[Data excerpts]
· · ·

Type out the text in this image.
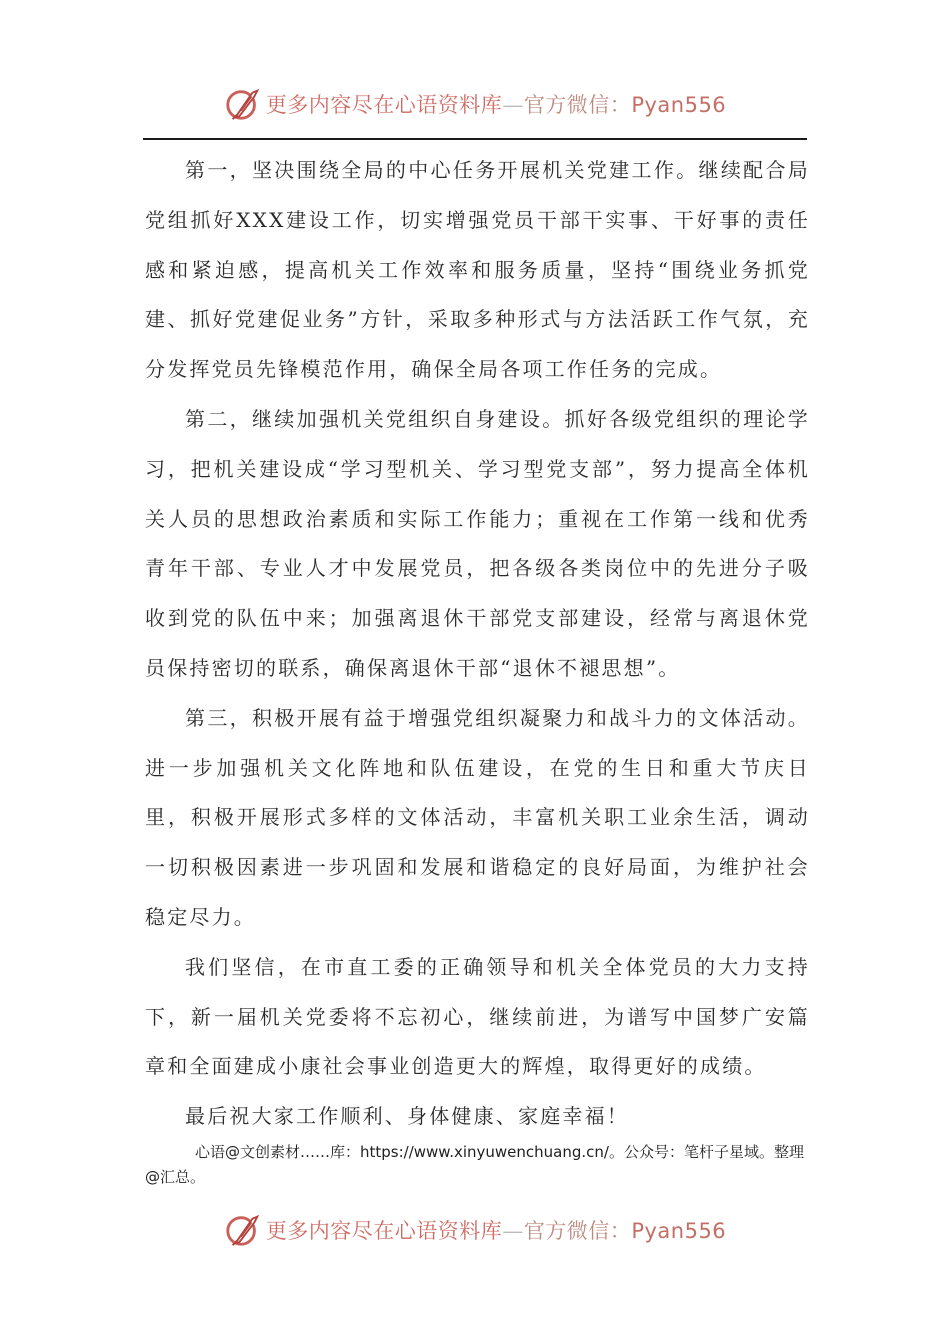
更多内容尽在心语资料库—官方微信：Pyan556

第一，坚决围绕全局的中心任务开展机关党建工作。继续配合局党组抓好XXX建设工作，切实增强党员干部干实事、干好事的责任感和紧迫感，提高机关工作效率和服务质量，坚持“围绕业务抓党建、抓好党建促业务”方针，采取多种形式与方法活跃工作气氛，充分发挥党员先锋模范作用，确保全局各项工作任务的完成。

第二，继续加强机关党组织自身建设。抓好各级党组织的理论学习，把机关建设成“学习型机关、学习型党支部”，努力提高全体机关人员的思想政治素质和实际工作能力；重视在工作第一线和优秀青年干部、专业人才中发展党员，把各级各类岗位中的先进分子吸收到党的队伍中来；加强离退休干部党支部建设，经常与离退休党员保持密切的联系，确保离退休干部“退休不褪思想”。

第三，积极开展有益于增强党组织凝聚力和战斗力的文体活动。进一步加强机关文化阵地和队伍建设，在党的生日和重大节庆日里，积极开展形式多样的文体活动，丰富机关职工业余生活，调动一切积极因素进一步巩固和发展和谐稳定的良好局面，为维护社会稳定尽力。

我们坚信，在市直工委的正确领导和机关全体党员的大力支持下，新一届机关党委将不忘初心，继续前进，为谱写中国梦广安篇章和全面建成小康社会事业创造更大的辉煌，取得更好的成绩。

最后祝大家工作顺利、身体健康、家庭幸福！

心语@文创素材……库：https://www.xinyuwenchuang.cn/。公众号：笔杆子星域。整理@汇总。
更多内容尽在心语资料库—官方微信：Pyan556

· · ·

Write out every record above exactly as it stands, but leave out the pictures.

Type out the text in this image.
更多内容尽在心语资料库—官方微信：Pyan556

第一，坚决围绕全局的中心任务开展机关党建工作。继续配合局党组抓好XXX建设工作，切实增强党员干部干实事、干好事的责任感和紧迫感，提高机关工作效率和服务质量，坚持“围绕业务抓党建、抓好党建促业务”方针，采取多种形式与方法活跃工作气氛，充分发挥党员先锋模范作用，确保全局各项工作任务的完成。

第二，继续加强机关党组织自身建设。抓好各级党组织的理论学习，把机关建设成“学习型机关、学习型党支部”，努力提高全体机关人员的思想政治素质和实际工作能力；重视在工作第一线和优秀青年干部、专业人才中发展党员，把各级各类岗位中的先进分子吸收到党的队伍中来；加强离退休干部党支部建设，经常与离退休党员保持密切的联系，确保离退休干部“退休不褪思想”。

第三，积极开展有益于增强党组织凝聚力和战斗力的文体活动。进一步加强机关文化阵地和队伍建设，在党的生日和重大节庆日里，积极开展形式多样的文体活动，丰富机关职工业余生活，调动一切积极因素进一步巩固和发展和谐稳定的良好局面，为维护社会稳定尽力。

我们坚信，在市直工委的正确领导和机关全体党员的大力支持下，新一届机关党委将不忘初心，继续前进，为谱写中国梦广安篇章和全面建成小康社会事业创造更大的辉煌，取得更好的成绩。

最后祝大家工作顺利、身体健康、家庭幸福！

心语@文创素材……库：https://www.xinyuwenchuang.cn/。公众号：笔杆子星域。整理@汇总。
更多内容尽在心语资料库—官方微信：Pyan556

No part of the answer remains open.